Element box annotations
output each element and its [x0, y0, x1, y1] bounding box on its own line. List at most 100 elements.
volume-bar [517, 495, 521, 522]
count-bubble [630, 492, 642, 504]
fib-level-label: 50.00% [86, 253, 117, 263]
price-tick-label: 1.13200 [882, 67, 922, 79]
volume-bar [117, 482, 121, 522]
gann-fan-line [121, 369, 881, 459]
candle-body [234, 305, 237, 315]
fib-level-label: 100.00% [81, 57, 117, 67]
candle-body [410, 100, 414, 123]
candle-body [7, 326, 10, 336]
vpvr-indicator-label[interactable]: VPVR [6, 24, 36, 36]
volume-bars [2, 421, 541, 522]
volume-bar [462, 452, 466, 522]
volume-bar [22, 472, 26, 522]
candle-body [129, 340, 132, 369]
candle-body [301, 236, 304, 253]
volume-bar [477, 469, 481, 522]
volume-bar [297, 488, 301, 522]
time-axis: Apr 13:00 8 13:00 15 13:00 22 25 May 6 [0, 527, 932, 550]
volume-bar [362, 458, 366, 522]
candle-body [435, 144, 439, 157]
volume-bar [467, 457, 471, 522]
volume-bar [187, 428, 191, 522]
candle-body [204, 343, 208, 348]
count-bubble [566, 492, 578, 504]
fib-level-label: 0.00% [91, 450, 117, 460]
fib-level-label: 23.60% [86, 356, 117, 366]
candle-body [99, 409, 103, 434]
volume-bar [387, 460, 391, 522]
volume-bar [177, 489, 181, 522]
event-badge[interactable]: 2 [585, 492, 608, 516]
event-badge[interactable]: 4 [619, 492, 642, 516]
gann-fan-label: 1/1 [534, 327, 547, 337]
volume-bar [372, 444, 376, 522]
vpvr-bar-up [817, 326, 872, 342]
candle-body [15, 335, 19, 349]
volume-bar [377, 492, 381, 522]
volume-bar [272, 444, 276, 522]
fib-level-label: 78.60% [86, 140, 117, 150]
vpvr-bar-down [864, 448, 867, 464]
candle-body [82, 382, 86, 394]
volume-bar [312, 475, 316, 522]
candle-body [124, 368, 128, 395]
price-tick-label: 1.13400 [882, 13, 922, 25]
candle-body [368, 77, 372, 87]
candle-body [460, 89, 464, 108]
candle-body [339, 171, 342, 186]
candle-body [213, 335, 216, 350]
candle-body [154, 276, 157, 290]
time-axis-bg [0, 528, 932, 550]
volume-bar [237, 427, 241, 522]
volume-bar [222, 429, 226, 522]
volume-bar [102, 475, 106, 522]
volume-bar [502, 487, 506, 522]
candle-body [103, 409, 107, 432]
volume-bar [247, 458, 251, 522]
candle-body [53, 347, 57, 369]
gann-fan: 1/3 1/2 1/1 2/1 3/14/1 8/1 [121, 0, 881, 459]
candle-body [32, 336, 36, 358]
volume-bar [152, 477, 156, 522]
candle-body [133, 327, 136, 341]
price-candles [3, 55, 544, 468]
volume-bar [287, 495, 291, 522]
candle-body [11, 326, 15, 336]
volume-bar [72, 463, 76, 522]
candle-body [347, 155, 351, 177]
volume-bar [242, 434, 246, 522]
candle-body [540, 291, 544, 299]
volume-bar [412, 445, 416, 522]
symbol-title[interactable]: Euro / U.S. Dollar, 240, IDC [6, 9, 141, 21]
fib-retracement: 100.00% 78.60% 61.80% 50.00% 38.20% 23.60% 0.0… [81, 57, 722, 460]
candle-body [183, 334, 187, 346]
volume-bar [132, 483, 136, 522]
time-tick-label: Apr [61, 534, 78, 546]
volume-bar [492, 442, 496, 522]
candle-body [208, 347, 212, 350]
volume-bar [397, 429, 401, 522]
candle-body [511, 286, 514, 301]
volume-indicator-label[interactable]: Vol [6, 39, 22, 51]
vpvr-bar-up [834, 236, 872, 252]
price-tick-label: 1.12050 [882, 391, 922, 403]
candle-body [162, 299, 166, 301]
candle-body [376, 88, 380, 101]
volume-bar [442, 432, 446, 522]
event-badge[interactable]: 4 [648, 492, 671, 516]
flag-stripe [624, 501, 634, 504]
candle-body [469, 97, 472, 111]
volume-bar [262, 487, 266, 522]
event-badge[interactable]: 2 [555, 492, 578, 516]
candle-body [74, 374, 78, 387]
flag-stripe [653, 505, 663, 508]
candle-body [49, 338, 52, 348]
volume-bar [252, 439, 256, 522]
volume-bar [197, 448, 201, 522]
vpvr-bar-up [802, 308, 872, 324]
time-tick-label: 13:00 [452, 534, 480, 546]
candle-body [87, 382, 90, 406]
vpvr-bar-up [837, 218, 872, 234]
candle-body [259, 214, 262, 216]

Task prompt >>
Turn the lines of the records into a numbered list, starting at the very first line and ending at the line containing "fib-level-label: 100.00% [81, 57, 117, 67]", with both of those lines included. Leave out any blank lines.

Exercise solution >>
1. output each element and its [x0, y0, x1, y1] bounding box on its own line. List at most 100 elements.
2. volume-bar [517, 495, 521, 522]
3. count-bubble [630, 492, 642, 504]
4. fib-level-label: 50.00% [86, 253, 117, 263]
5. price-tick-label: 1.13200 [882, 67, 922, 79]
6. volume-bar [117, 482, 121, 522]
7. gann-fan-line [121, 369, 881, 459]
8. candle-body [234, 305, 237, 315]
9. fib-level-label: 100.00% [81, 57, 117, 67]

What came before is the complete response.